-- Start Input material --

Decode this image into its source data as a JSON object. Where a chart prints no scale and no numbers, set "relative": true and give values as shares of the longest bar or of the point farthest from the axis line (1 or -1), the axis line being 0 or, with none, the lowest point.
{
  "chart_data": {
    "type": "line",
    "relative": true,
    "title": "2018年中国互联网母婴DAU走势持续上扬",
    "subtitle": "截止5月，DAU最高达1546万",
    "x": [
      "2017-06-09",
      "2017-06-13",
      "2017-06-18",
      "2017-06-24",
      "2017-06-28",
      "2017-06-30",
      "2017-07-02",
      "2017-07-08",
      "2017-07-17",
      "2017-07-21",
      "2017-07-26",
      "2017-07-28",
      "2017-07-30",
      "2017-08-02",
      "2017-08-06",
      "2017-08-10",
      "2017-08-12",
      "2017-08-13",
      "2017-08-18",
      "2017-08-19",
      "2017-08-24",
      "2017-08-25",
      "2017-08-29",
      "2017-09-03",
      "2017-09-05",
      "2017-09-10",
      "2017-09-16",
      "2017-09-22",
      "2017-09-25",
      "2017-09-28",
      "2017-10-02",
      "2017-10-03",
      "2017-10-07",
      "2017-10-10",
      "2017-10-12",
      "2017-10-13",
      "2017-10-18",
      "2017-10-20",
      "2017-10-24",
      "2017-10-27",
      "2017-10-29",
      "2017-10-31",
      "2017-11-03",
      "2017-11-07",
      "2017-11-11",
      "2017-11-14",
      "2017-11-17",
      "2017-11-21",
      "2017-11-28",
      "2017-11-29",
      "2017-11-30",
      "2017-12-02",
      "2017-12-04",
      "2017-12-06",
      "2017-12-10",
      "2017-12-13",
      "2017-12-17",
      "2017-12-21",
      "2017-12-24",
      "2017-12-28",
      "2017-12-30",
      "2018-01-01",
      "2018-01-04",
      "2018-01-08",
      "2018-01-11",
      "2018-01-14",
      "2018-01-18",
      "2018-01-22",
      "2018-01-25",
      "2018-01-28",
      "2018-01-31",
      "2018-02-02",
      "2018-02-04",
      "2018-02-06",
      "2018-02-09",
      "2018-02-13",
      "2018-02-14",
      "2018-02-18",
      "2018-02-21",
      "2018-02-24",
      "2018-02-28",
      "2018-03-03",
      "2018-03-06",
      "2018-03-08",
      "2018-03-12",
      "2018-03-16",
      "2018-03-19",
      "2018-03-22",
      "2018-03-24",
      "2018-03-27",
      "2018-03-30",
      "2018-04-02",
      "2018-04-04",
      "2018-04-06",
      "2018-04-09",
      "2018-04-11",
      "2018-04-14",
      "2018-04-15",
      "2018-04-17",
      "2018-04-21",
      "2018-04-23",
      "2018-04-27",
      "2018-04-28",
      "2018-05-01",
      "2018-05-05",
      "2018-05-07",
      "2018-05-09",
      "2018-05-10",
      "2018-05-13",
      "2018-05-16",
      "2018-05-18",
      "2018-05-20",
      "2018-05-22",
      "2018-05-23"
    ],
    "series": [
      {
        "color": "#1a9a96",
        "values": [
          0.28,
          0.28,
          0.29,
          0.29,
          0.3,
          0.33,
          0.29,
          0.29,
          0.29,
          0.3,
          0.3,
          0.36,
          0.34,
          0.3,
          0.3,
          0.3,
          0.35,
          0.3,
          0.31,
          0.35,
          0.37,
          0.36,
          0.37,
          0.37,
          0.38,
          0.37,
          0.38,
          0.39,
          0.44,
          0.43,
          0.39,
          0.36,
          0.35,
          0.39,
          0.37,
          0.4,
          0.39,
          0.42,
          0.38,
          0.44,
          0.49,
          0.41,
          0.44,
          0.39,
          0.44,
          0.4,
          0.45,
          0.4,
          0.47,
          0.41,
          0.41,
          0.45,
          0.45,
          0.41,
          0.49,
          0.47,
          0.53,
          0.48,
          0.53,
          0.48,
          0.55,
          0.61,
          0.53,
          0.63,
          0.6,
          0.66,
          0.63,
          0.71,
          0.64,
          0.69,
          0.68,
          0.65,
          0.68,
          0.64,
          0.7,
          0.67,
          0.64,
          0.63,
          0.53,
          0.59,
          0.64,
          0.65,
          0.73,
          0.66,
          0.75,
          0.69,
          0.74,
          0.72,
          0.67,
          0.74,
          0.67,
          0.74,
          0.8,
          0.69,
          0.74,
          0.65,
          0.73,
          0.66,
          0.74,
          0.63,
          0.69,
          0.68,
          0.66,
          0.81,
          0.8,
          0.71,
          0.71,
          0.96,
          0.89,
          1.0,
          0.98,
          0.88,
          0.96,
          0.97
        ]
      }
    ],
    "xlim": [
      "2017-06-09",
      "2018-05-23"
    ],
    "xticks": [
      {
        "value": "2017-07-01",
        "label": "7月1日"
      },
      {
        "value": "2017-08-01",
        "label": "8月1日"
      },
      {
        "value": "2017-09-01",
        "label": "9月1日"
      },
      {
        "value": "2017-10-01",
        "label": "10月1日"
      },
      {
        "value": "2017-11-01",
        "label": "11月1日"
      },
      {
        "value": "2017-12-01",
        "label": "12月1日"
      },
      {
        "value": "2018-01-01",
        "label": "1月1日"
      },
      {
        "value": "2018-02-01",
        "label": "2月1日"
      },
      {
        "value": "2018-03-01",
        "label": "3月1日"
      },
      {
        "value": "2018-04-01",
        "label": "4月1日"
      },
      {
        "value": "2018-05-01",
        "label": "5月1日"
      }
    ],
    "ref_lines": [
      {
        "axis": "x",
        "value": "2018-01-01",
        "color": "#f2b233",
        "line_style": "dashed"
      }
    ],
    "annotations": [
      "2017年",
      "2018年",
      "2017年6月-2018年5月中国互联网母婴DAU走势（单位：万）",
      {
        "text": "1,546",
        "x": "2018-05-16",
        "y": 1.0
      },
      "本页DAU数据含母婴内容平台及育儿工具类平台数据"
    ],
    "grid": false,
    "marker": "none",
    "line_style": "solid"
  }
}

-- End Input material --

▶ [What is being asked]: All of the entries above should be written out again exactly.

▶ [Output]:
Decode this image into its source data as a JSON object. Where a chart prints no scale and no numbers, set "relative": true and give values as shares of the longest bar or of the point farthest from the axis line (1 or -1), the axis line being 0 or, with none, the lowest point.
{
  "chart_data": {
    "type": "line",
    "relative": true,
    "title": "2018年中国互联网母婴DAU走势持续上扬",
    "subtitle": "截止5月，DAU最高达1546万",
    "x": [
      "2017-06-09",
      "2017-06-13",
      "2017-06-18",
      "2017-06-24",
      "2017-06-28",
      "2017-06-30",
      "2017-07-02",
      "2017-07-08",
      "2017-07-17",
      "2017-07-21",
      "2017-07-26",
      "2017-07-28",
      "2017-07-30",
      "2017-08-02",
      "2017-08-06",
      "2017-08-10",
      "2017-08-12",
      "2017-08-13",
      "2017-08-18",
      "2017-08-19",
      "2017-08-24",
      "2017-08-25",
      "2017-08-29",
      "2017-09-03",
      "2017-09-05",
      "2017-09-10",
      "2017-09-16",
      "2017-09-22",
      "2017-09-25",
      "2017-09-28",
      "2017-10-02",
      "2017-10-03",
      "2017-10-07",
      "2017-10-10",
      "2017-10-12",
      "2017-10-13",
      "2017-10-18",
      "2017-10-20",
      "2017-10-24",
      "2017-10-27",
      "2017-10-29",
      "2017-10-31",
      "2017-11-03",
      "2017-11-07",
      "2017-11-11",
      "2017-11-14",
      "2017-11-17",
      "2017-11-21",
      "2017-11-28",
      "2017-11-29",
      "2017-11-30",
      "2017-12-02",
      "2017-12-04",
      "2017-12-06",
      "2017-12-10",
      "2017-12-13",
      "2017-12-17",
      "2017-12-21",
      "2017-12-24",
      "2017-12-28",
      "2017-12-30",
      "2018-01-01",
      "2018-01-04",
      "2018-01-08",
      "2018-01-11",
      "2018-01-14",
      "2018-01-18",
      "2018-01-22",
      "2018-01-25",
      "2018-01-28",
      "2018-01-31",
      "2018-02-02",
      "2018-02-04",
      "2018-02-06",
      "2018-02-09",
      "2018-02-13",
      "2018-02-14",
      "2018-02-18",
      "2018-02-21",
      "2018-02-24",
      "2018-02-28",
      "2018-03-03",
      "2018-03-06",
      "2018-03-08",
      "2018-03-12",
      "2018-03-16",
      "2018-03-19",
      "2018-03-22",
      "2018-03-24",
      "2018-03-27",
      "2018-03-30",
      "2018-04-02",
      "2018-04-04",
      "2018-04-06",
      "2018-04-09",
      "2018-04-11",
      "2018-04-14",
      "2018-04-15",
      "2018-04-17",
      "2018-04-21",
      "2018-04-23",
      "2018-04-27",
      "2018-04-28",
      "2018-05-01",
      "2018-05-05",
      "2018-05-07",
      "2018-05-09",
      "2018-05-10",
      "2018-05-13",
      "2018-05-16",
      "2018-05-18",
      "2018-05-20",
      "2018-05-22",
      "2018-05-23"
    ],
    "series": [
      {
        "color": "#1a9a96",
        "values": [
          0.28,
          0.28,
          0.29,
          0.29,
          0.3,
          0.33,
          0.29,
          0.29,
          0.29,
          0.3,
          0.3,
          0.36,
          0.34,
          0.3,
          0.3,
          0.3,
          0.35,
          0.3,
          0.31,
          0.35,
          0.37,
          0.36,
          0.37,
          0.37,
          0.38,
          0.37,
          0.38,
          0.39,
          0.44,
          0.43,
          0.39,
          0.36,
          0.35,
          0.39,
          0.37,
          0.4,
          0.39,
          0.42,
          0.38,
          0.44,
          0.49,
          0.41,
          0.44,
          0.39,
          0.44,
          0.4,
          0.45,
          0.4,
          0.47,
          0.41,
          0.41,
          0.45,
          0.45,
          0.41,
          0.49,
          0.47,
          0.53,
          0.48,
          0.53,
          0.48,
          0.55,
          0.61,
          0.53,
          0.63,
          0.6,
          0.66,
          0.63,
          0.71,
          0.64,
          0.69,
          0.68,
          0.65,
          0.68,
          0.64,
          0.7,
          0.67,
          0.64,
          0.63,
          0.53,
          0.59,
          0.64,
          0.65,
          0.73,
          0.66,
          0.75,
          0.69,
          0.74,
          0.72,
          0.67,
          0.74,
          0.67,
          0.74,
          0.8,
          0.69,
          0.74,
          0.65,
          0.73,
          0.66,
          0.74,
          0.63,
          0.69,
          0.68,
          0.66,
          0.81,
          0.8,
          0.71,
          0.71,
          0.96,
          0.89,
          1.0,
          0.98,
          0.88,
          0.96,
          0.97
        ]
      }
    ],
    "xlim": [
      "2017-06-09",
      "2018-05-23"
    ],
    "xticks": [
      {
        "value": "2017-07-01",
        "label": "7月1日"
      },
      {
        "value": "2017-08-01",
        "label": "8月1日"
      },
      {
        "value": "2017-09-01",
        "label": "9月1日"
      },
      {
        "value": "2017-10-01",
        "label": "10月1日"
      },
      {
        "value": "2017-11-01",
        "label": "11月1日"
      },
      {
        "value": "2017-12-01",
        "label": "12月1日"
      },
      {
        "value": "2018-01-01",
        "label": "1月1日"
      },
      {
        "value": "2018-02-01",
        "label": "2月1日"
      },
      {
        "value": "2018-03-01",
        "label": "3月1日"
      },
      {
        "value": "2018-04-01",
        "label": "4月1日"
      },
      {
        "value": "2018-05-01",
        "label": "5月1日"
      }
    ],
    "ref_lines": [
      {
        "axis": "x",
        "value": "2018-01-01",
        "color": "#f2b233",
        "line_style": "dashed"
      }
    ],
    "annotations": [
      "2017年",
      "2018年",
      "2017年6月-2018年5月中国互联网母婴DAU走势（单位：万）",
      {
        "text": "1,546",
        "x": "2018-05-16",
        "y": 1.0
      },
      "本页DAU数据含母婴内容平台及育儿工具类平台数据"
    ],
    "grid": false,
    "marker": "none",
    "line_style": "solid"
  }
}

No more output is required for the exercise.